§ RECORDED INFORMATION
▶
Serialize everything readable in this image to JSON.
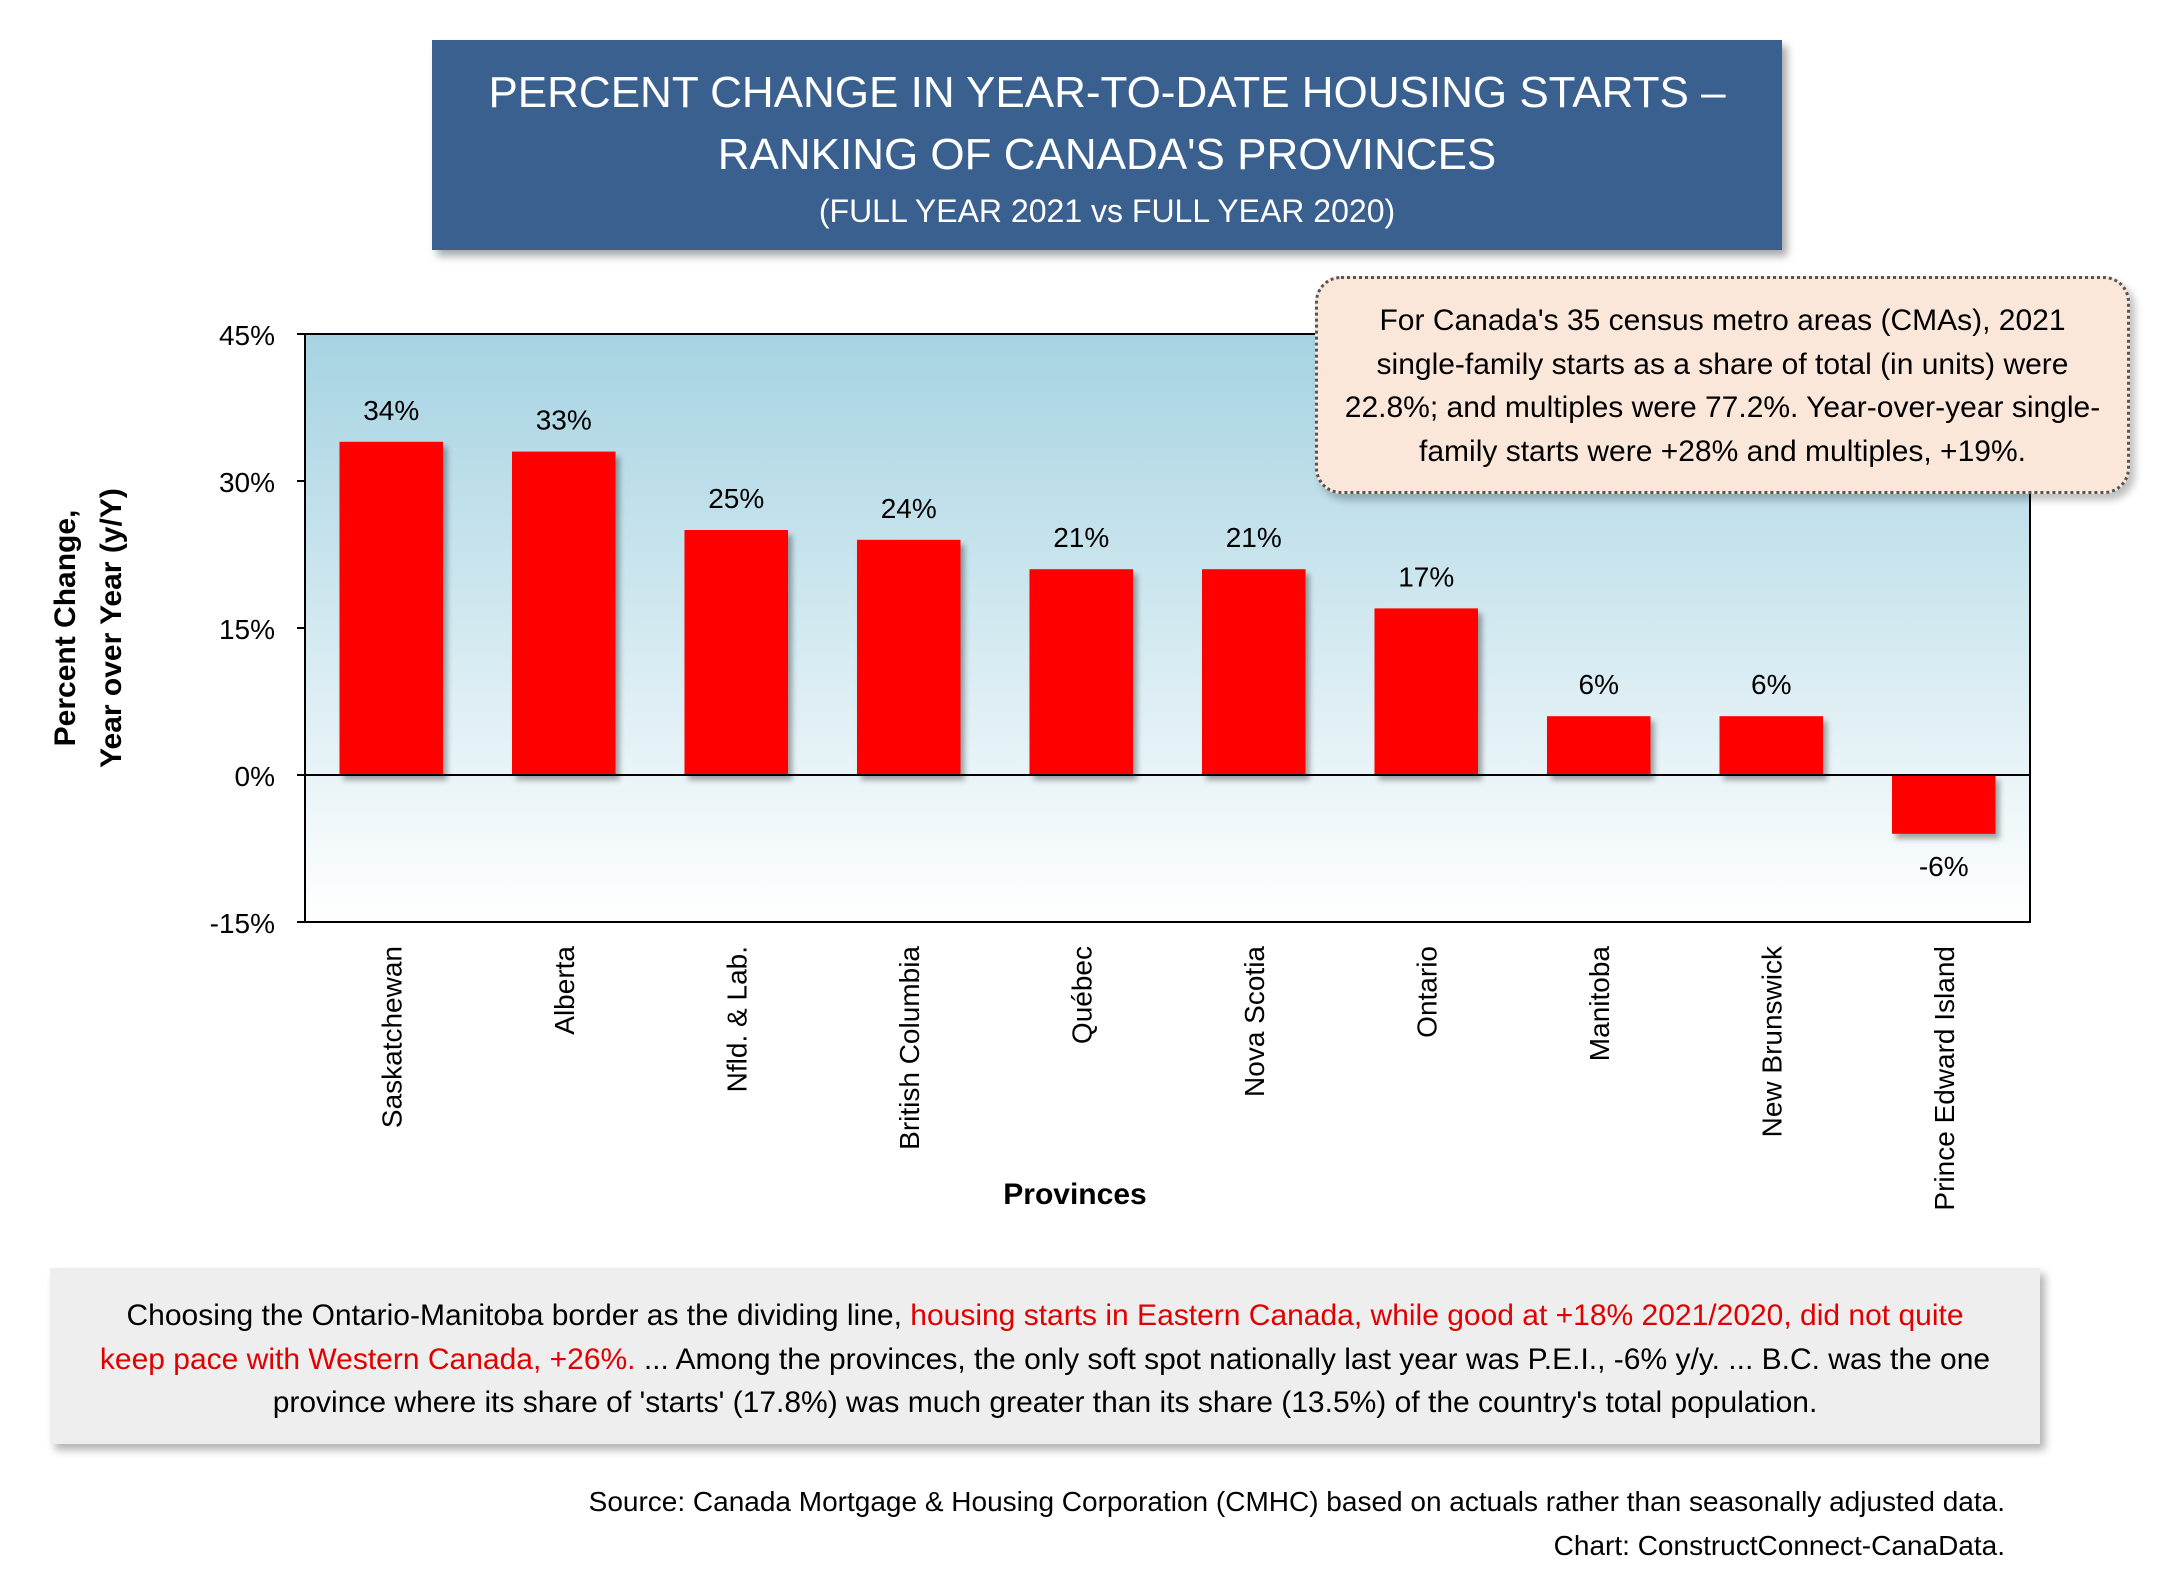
{
  "title": {
    "line1": "PERCENT CHANGE IN YEAR-TO-DATE HOUSING STARTS –",
    "line2": "RANKING OF CANADA'S PROVINCES",
    "subtitle": "(FULL YEAR 2021 vs FULL YEAR 2020)"
  },
  "note": "For Canada's 35 census metro areas (CMAs), 2021 single-family starts as a share of total (in units) were 22.8%; and multiples were 77.2%. Year-over-year single-family starts were +28% and multiples, +19%.",
  "comment": {
    "part1": "Choosing the Ontario-Manitoba border as the dividing line, ",
    "highlight": "housing starts in Eastern Canada, while good at +18% 2021/2020, did not quite keep pace with Western Canada, +26%.",
    "part2": " ... Among the provinces, the only soft spot nationally last year was P.E.I., -6% y/y. ... B.C. was the one province where its share of 'starts' (17.8%) was much greater than its share (13.5%) of the country's total population."
  },
  "source": {
    "line1": "Source: Canada Mortgage & Housing Corporation (CMHC) based on actuals rather than seasonally adjusted data.",
    "line2": "Chart: ConstructConnect-CanaData."
  },
  "colors": {
    "title_bg": "#3a6090",
    "bar": "#ff0000",
    "highlight_text": "#e00000",
    "plot_gradient_top": "#a6d3e2",
    "plot_gradient_bottom": "#ffffff",
    "note_bg": "#fbe7d9"
  },
  "chart_data": {
    "type": "bar",
    "categories": [
      "Saskatchewan",
      "Alberta",
      "Nfld. & Lab.",
      "British Columbia",
      "Québec",
      "Nova Scotia",
      "Ontario",
      "Manitoba",
      "New Brunswick",
      "Prince Edward Island"
    ],
    "values": [
      34,
      33,
      25,
      24,
      21,
      21,
      17,
      6,
      6,
      -6
    ],
    "data_labels": [
      "34%",
      "33%",
      "25%",
      "24%",
      "21%",
      "21%",
      "17%",
      "6%",
      "6%",
      "-6%"
    ],
    "xlabel": "Provinces",
    "ylabel_line1": "Percent Change,",
    "ylabel_line2": "Year over Year (y/Y)",
    "ylim": [
      -15,
      45
    ],
    "yticks": [
      45,
      30,
      15,
      0,
      -15
    ],
    "ytick_labels": [
      "45%",
      "30%",
      "15%",
      "0%",
      "-15%"
    ],
    "grid": false,
    "legend": "none"
  }
}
◀
Give all the entries again exactly, dropping each picture.

§ RESULT
Serialize everything readable in this image to JSON.
{
  "title": {
    "line1": "PERCENT CHANGE IN YEAR-TO-DATE HOUSING STARTS –",
    "line2": "RANKING OF CANADA'S PROVINCES",
    "subtitle": "(FULL YEAR 2021 vs FULL YEAR 2020)"
  },
  "note": "For Canada's 35 census metro areas (CMAs), 2021 single-family starts as a share of total (in units) were 22.8%; and multiples were 77.2%. Year-over-year single-family starts were +28% and multiples, +19%.",
  "comment": {
    "part1": "Choosing the Ontario-Manitoba border as the dividing line, ",
    "highlight": "housing starts in Eastern Canada, while good at +18% 2021/2020, did not quite keep pace with Western Canada, +26%.",
    "part2": " ... Among the provinces, the only soft spot nationally last year was P.E.I., -6% y/y. ... B.C. was the one province where its share of 'starts' (17.8%) was much greater than its share (13.5%) of the country's total population."
  },
  "source": {
    "line1": "Source: Canada Mortgage & Housing Corporation (CMHC) based on actuals rather than seasonally adjusted data.",
    "line2": "Chart: ConstructConnect-CanaData."
  },
  "colors": {
    "title_bg": "#3a6090",
    "bar": "#ff0000",
    "highlight_text": "#e00000",
    "plot_gradient_top": "#a6d3e2",
    "plot_gradient_bottom": "#ffffff",
    "note_bg": "#fbe7d9"
  },
  "chart_data": {
    "type": "bar",
    "categories": [
      "Saskatchewan",
      "Alberta",
      "Nfld. & Lab.",
      "British Columbia",
      "Québec",
      "Nova Scotia",
      "Ontario",
      "Manitoba",
      "New Brunswick",
      "Prince Edward Island"
    ],
    "values": [
      34,
      33,
      25,
      24,
      21,
      21,
      17,
      6,
      6,
      -6
    ],
    "data_labels": [
      "34%",
      "33%",
      "25%",
      "24%",
      "21%",
      "21%",
      "17%",
      "6%",
      "6%",
      "-6%"
    ],
    "xlabel": "Provinces",
    "ylabel_line1": "Percent Change,",
    "ylabel_line2": "Year over Year (y/Y)",
    "ylim": [
      -15,
      45
    ],
    "yticks": [
      45,
      30,
      15,
      0,
      -15
    ],
    "ytick_labels": [
      "45%",
      "30%",
      "15%",
      "0%",
      "-15%"
    ],
    "grid": false,
    "legend": "none"
  }
}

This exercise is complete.